Instructions for the task -
Repeat all entries exactly.

Dataset records -
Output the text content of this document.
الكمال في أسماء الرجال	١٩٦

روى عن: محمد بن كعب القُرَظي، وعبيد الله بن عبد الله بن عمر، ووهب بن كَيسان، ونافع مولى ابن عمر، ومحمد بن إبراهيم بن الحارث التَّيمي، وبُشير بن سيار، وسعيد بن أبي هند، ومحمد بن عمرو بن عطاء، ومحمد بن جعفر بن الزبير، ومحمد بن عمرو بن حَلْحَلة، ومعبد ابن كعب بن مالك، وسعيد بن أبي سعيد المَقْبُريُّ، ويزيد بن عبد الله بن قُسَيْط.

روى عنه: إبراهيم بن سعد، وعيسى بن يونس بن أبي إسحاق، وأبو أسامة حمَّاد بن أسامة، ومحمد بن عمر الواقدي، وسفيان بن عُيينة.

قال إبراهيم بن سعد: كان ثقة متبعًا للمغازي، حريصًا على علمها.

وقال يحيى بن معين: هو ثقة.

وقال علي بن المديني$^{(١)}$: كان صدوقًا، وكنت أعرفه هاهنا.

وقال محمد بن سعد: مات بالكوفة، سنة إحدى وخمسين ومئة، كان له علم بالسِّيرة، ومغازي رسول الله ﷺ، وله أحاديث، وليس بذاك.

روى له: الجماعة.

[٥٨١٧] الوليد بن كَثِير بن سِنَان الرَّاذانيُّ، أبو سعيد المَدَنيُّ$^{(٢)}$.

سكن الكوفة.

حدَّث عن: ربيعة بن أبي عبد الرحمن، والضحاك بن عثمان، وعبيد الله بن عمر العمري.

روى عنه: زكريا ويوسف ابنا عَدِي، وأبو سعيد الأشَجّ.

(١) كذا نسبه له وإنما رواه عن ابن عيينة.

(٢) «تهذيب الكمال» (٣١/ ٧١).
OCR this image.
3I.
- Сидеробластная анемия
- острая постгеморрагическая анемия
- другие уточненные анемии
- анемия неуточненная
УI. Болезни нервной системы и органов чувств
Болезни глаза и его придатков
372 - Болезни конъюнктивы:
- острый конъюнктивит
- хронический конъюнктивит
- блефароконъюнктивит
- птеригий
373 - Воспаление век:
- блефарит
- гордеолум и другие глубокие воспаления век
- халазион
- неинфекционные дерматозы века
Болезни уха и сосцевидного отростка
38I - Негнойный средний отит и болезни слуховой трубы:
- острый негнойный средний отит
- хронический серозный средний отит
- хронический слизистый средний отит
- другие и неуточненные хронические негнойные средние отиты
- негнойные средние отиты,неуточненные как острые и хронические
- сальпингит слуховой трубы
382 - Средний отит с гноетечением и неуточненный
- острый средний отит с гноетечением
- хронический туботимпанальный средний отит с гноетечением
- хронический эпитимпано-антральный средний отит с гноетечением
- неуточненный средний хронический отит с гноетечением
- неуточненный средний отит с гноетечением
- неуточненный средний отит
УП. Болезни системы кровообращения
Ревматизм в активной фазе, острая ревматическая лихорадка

Result -
Output the text content of this document.
الكمال في أسماء الرجال	١٩٦

روى عن: محمد بن كعب القُرَظي، وعبيد الله بن عبد الله بن عمر، ووهب بن كَيسان، ونافع مولى ابن عمر، ومحمد بن إبراهيم بن الحارث التَّيمي، وبُشير بن سيار، وسعيد بن أبي هند، ومحمد بن عمرو بن عطاء، ومحمد بن جعفر بن الزبير، ومحمد بن عمرو بن حَلْحَلة، ومعبد ابن كعب بن مالك، وسعيد بن أبي سعيد المَقْبُريُّ، ويزيد بن عبد الله بن قُسَيْط.

روى عنه: إبراهيم بن سعد، وعيسى بن يونس بن أبي إسحاق، وأبو أسامة حمَّاد بن أسامة، ومحمد بن عمر الواقدي، وسفيان بن عُيينة.

قال إبراهيم بن سعد: كان ثقة متبعًا للمغازي، حريصًا على علمها.

وقال يحيى بن معين: هو ثقة.

وقال علي بن المديني$^{(١)}$: كان صدوقًا، وكنت أعرفه هاهنا.

وقال محمد بن سعد: مات بالكوفة، سنة إحدى وخمسين ومئة، كان له علم بالسِّيرة، ومغازي رسول الله ﷺ، وله أحاديث، وليس بذاك.

روى له: الجماعة.

[٥٨١٧] الوليد بن كَثِير بن سِنَان الرَّاذانيُّ، أبو سعيد المَدَنيُّ$^{(٢)}$.

سكن الكوفة.

حدَّث عن: ربيعة بن أبي عبد الرحمن، والضحاك بن عثمان، وعبيد الله بن عمر العمري.

روى عنه: زكريا ويوسف ابنا عَدِي، وأبو سعيد الأشَجّ.

(١) كذا نسبه له وإنما رواه عن ابن عيينة.

(٢) «تهذيب الكمال» (٣١/ ٧١).
OCR this image.
3I.
- Сидеробластная анемия
- острая постгеморрагическая анемия
- другие уточненные анемии
- анемия неуточненная
УI. Болезни нервной системы и органов чувств
Болезни глаза и его придатков
372 - Болезни конъюнктивы:
- острый конъюнктивит
- хронический конъюнктивит
- блефароконъюнктивит
- птеригий
373 - Воспаление век:
- блефарит
- гордеолум и другие глубокие воспаления век
- халазион
- неинфекционные дерматозы века
Болезни уха и сосцевидного отростка
38I - Негнойный средний отит и болезни слуховой трубы:
- острый негнойный средний отит
- хронический серозный средний отит
- хронический слизистый средний отит
- другие и неуточненные хронические негнойные средние отиты
- негнойные средние отиты,неуточненные как острые и хронические
- сальпингит слуховой трубы
382 - Средний отит с гноетечением и неуточненный
- острый средний отит с гноетечением
- хронический туботимпанальный средний отит с гноетечением
- хронический эпитимпано-антральный средний отит с гноетечением
- неуточненный средний хронический отит с гноетечением
- неуточненный средний отит с гноетечением
- неуточненный средний отит
УП. Болезни системы кровообращения
Ревматизм в активной фазе, острая ревматическая лихорадка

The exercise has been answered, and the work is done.